### TASK STATEMENT
Wherever the word "https" turns up in a line of the entries, copy that line.

## Start DATA PROVIDED

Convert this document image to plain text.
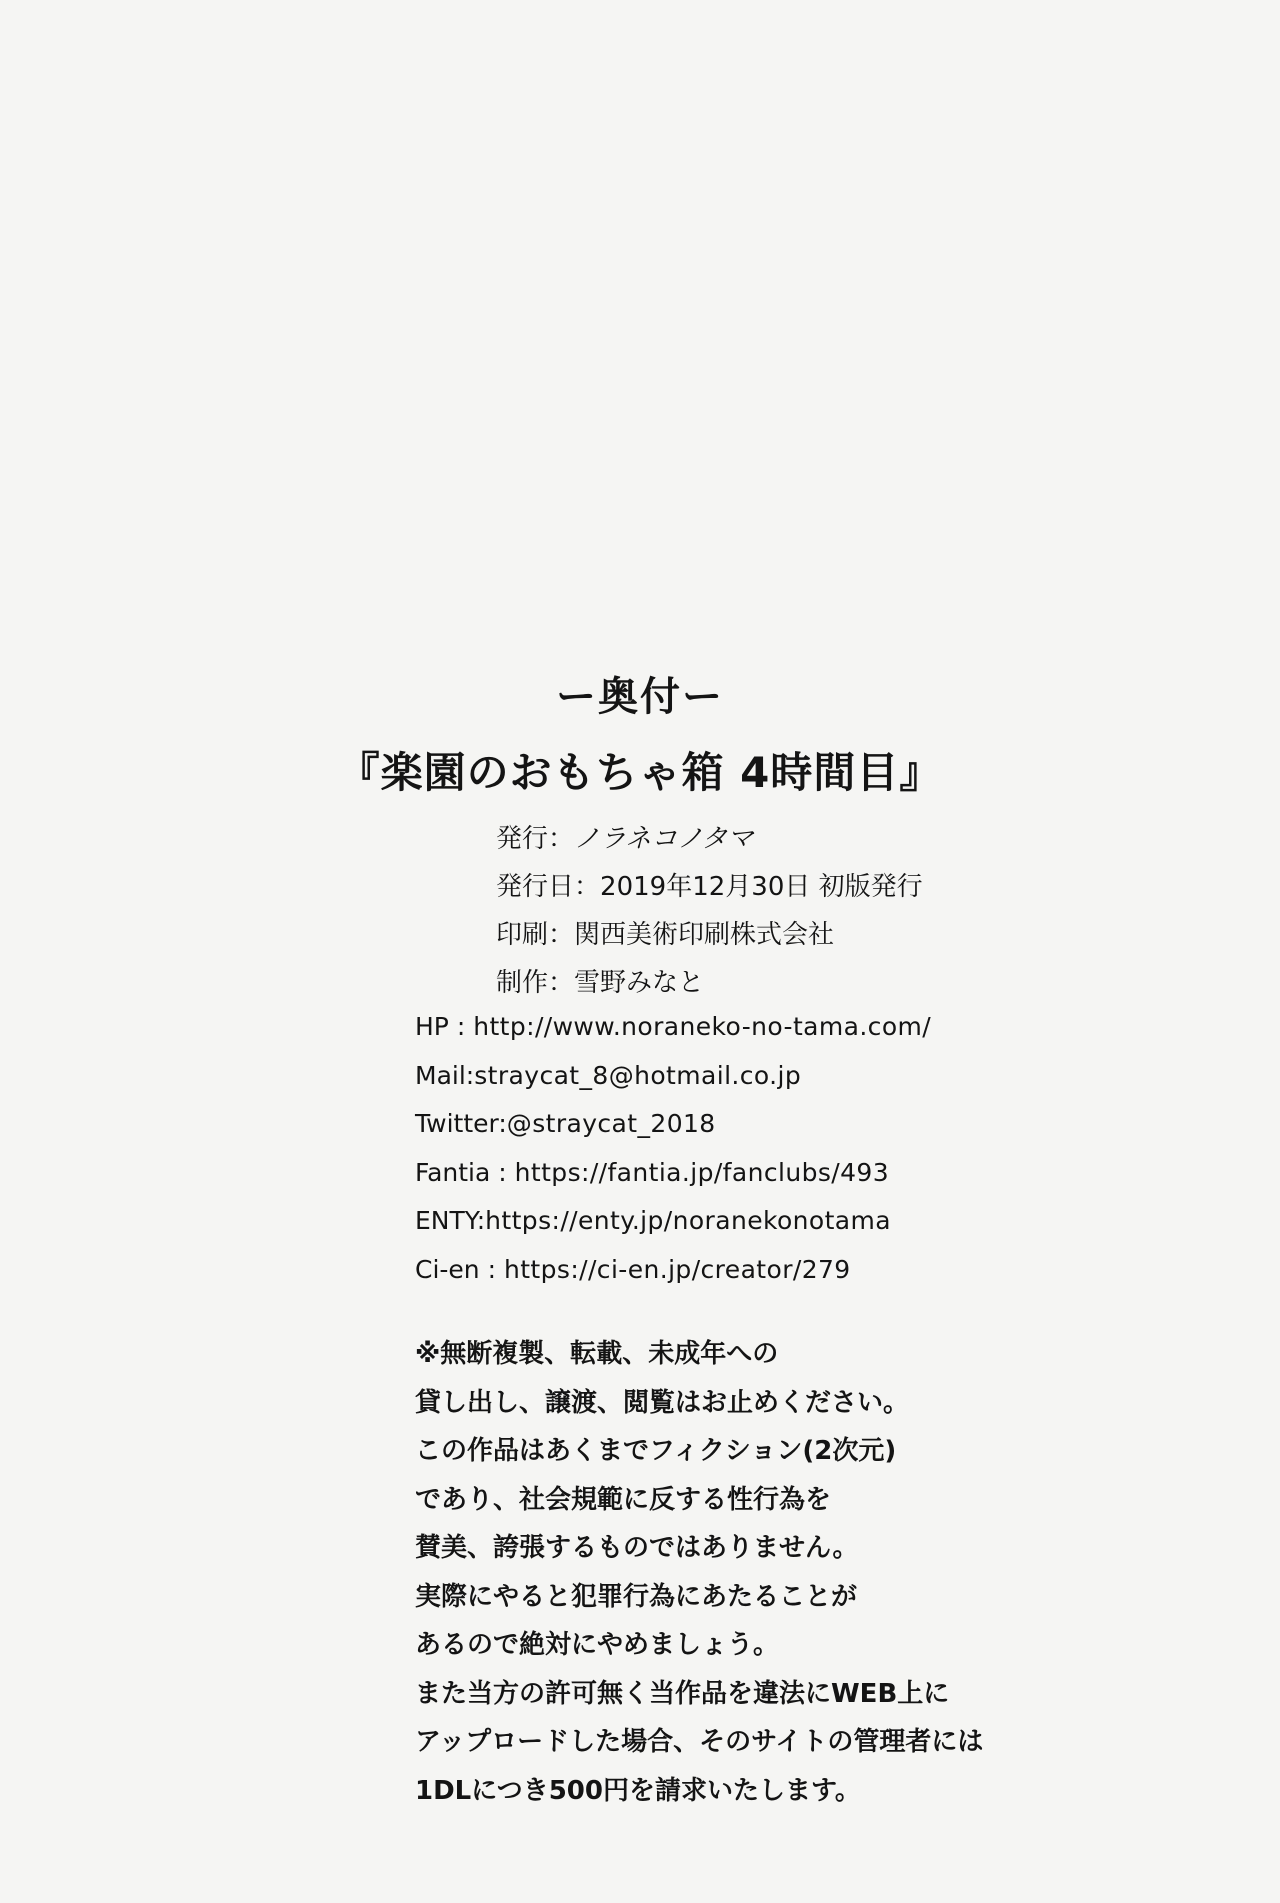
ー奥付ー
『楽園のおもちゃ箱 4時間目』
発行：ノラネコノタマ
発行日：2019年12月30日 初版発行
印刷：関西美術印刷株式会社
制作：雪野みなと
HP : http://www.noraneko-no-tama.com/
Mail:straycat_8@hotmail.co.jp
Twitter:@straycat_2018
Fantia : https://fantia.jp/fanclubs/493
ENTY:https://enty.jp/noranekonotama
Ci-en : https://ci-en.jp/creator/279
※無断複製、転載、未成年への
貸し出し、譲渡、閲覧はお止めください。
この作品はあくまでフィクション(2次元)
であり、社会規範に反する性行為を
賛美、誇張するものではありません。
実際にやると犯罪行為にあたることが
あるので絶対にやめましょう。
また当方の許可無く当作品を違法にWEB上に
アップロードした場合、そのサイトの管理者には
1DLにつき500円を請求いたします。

## End DATA PROVIDED

### RESULT OF THIS TASK
Fantia : https://fantia.jp/fanclubs/493
ENTY:https://enty.jp/noranekonotama
Ci-en : https://ci-en.jp/creator/279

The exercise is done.